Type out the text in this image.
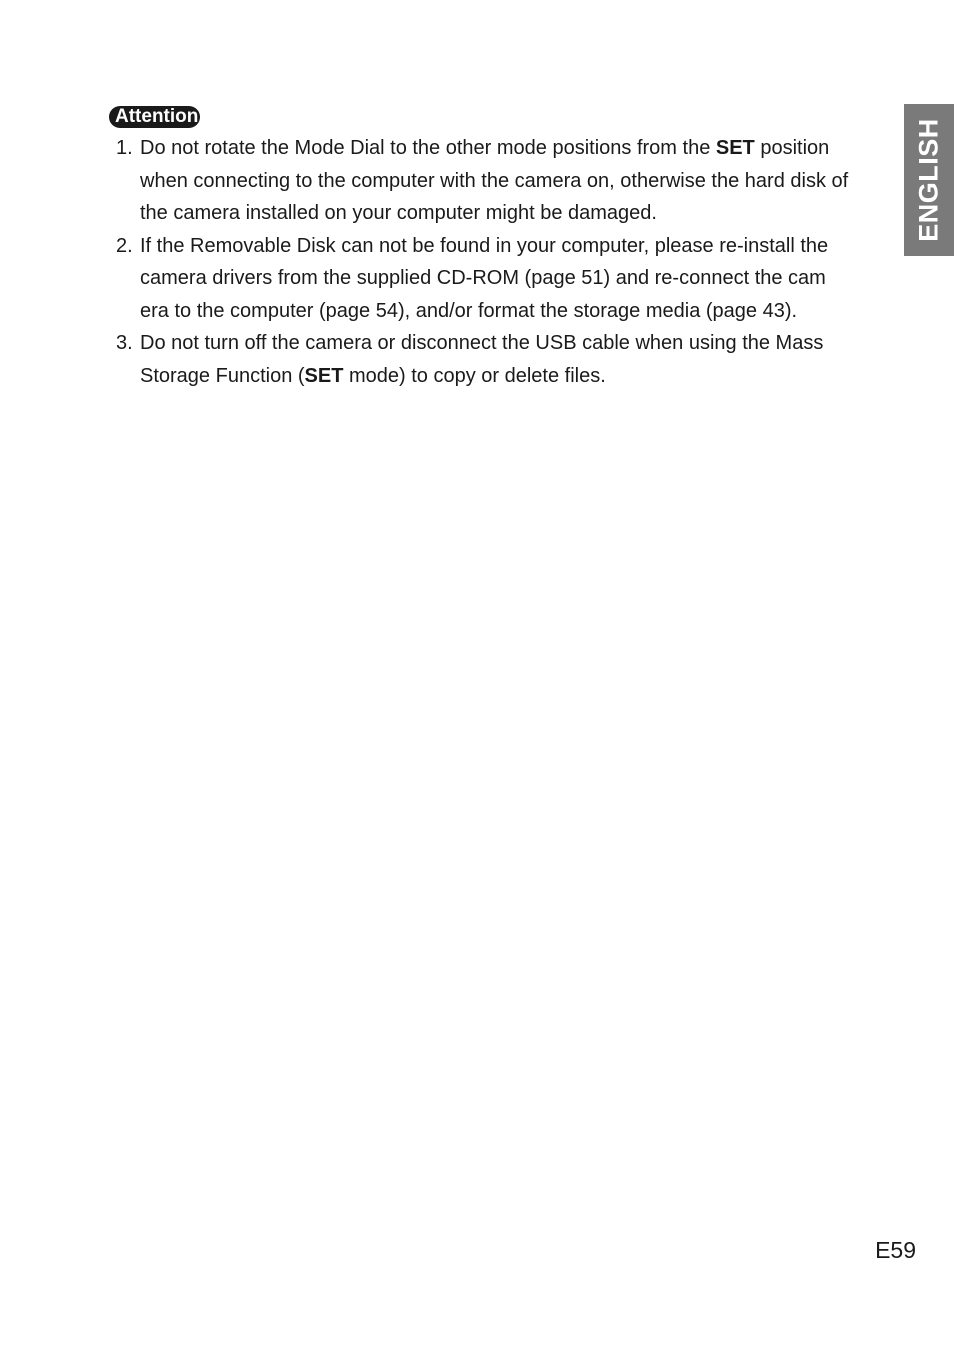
Attention
1. Do not rotate the Mode Dial to the other mode positions from the SET position when connecting to the computer with the camera on, otherwise the hard disk of the camera installed on your computer might be damaged.
2. If the Removable Disk can not be found in your computer, please re-install the camera drivers from the supplied CD-ROM (page 51) and re-connect the cam era to the computer (page 54), and/or format the storage media (page 43).
3. Do not turn off the camera or disconnect the USB cable when using the Mass Storage Function (SET mode) to copy or delete files.
ENGLISH
E59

--- --- ---

### [Exercise directions]
Transcribe every entry above exactly. Omit all pictures.

### [Output of the task]
Type out the text in this image.
Attention
1. Do not rotate the Mode Dial to the other mode positions from the SET position when connecting to the computer with the camera on, otherwise the hard disk of the camera installed on your computer might be damaged.
2. If the Removable Disk can not be found in your computer, please re-install the camera drivers from the supplied CD-ROM (page 51) and re-connect the cam era to the computer (page 54), and/or format the storage media (page 43).
3. Do not turn off the camera or disconnect the USB cable when using the Mass Storage Function (SET mode) to copy or delete files.
ENGLISH
E59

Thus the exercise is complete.